§ **DO THIS**: Your task is to output all the records below, word for word.

########################################

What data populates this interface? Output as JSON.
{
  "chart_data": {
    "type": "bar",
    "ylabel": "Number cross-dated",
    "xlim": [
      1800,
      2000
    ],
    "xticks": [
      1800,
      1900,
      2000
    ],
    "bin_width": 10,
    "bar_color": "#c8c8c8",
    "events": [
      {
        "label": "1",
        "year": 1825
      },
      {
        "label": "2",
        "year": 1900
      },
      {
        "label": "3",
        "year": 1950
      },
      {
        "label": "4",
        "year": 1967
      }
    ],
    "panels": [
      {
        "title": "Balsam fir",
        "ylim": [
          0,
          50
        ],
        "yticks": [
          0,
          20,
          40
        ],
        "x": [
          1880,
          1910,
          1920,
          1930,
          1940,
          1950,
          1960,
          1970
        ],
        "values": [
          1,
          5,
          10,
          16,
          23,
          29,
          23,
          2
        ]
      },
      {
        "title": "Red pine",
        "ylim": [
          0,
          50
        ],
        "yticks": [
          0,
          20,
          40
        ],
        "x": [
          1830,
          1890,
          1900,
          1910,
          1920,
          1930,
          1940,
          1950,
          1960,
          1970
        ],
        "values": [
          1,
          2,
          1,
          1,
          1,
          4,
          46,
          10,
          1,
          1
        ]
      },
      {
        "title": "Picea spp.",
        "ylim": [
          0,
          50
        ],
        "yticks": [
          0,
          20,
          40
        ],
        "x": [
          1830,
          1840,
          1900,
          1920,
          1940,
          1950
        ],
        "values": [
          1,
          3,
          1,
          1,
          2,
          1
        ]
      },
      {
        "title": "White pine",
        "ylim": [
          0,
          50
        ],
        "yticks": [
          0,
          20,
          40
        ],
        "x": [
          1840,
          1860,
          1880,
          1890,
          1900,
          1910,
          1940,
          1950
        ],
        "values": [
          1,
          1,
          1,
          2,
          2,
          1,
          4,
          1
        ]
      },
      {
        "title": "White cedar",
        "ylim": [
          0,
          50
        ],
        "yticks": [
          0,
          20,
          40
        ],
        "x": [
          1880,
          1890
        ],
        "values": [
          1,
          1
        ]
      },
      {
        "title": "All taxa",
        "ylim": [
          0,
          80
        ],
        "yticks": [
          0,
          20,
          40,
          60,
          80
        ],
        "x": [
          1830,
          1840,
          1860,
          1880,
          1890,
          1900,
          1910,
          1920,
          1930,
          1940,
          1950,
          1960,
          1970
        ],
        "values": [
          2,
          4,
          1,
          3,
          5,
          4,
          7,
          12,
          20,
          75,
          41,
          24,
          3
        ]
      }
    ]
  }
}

########################################

§ **RESULT BELOW**:
What data populates this interface? Output as JSON.
{
  "chart_data": {
    "type": "bar",
    "ylabel": "Number cross-dated",
    "xlim": [
      1800,
      2000
    ],
    "xticks": [
      1800,
      1900,
      2000
    ],
    "bin_width": 10,
    "bar_color": "#c8c8c8",
    "events": [
      {
        "label": "1",
        "year": 1825
      },
      {
        "label": "2",
        "year": 1900
      },
      {
        "label": "3",
        "year": 1950
      },
      {
        "label": "4",
        "year": 1967
      }
    ],
    "panels": [
      {
        "title": "Balsam fir",
        "ylim": [
          0,
          50
        ],
        "yticks": [
          0,
          20,
          40
        ],
        "x": [
          1880,
          1910,
          1920,
          1930,
          1940,
          1950,
          1960,
          1970
        ],
        "values": [
          1,
          5,
          10,
          16,
          23,
          29,
          23,
          2
        ]
      },
      {
        "title": "Red pine",
        "ylim": [
          0,
          50
        ],
        "yticks": [
          0,
          20,
          40
        ],
        "x": [
          1830,
          1890,
          1900,
          1910,
          1920,
          1930,
          1940,
          1950,
          1960,
          1970
        ],
        "values": [
          1,
          2,
          1,
          1,
          1,
          4,
          46,
          10,
          1,
          1
        ]
      },
      {
        "title": "Picea spp.",
        "ylim": [
          0,
          50
        ],
        "yticks": [
          0,
          20,
          40
        ],
        "x": [
          1830,
          1840,
          1900,
          1920,
          1940,
          1950
        ],
        "values": [
          1,
          3,
          1,
          1,
          2,
          1
        ]
      },
      {
        "title": "White pine",
        "ylim": [
          0,
          50
        ],
        "yticks": [
          0,
          20,
          40
        ],
        "x": [
          1840,
          1860,
          1880,
          1890,
          1900,
          1910,
          1940,
          1950
        ],
        "values": [
          1,
          1,
          1,
          2,
          2,
          1,
          4,
          1
        ]
      },
      {
        "title": "White cedar",
        "ylim": [
          0,
          50
        ],
        "yticks": [
          0,
          20,
          40
        ],
        "x": [
          1880,
          1890
        ],
        "values": [
          1,
          1
        ]
      },
      {
        "title": "All taxa",
        "ylim": [
          0,
          80
        ],
        "yticks": [
          0,
          20,
          40,
          60,
          80
        ],
        "x": [
          1830,
          1840,
          1860,
          1880,
          1890,
          1900,
          1910,
          1920,
          1930,
          1940,
          1950,
          1960,
          1970
        ],
        "values": [
          2,
          4,
          1,
          3,
          5,
          4,
          7,
          12,
          20,
          75,
          41,
          24,
          3
        ]
      }
    ]
  }
}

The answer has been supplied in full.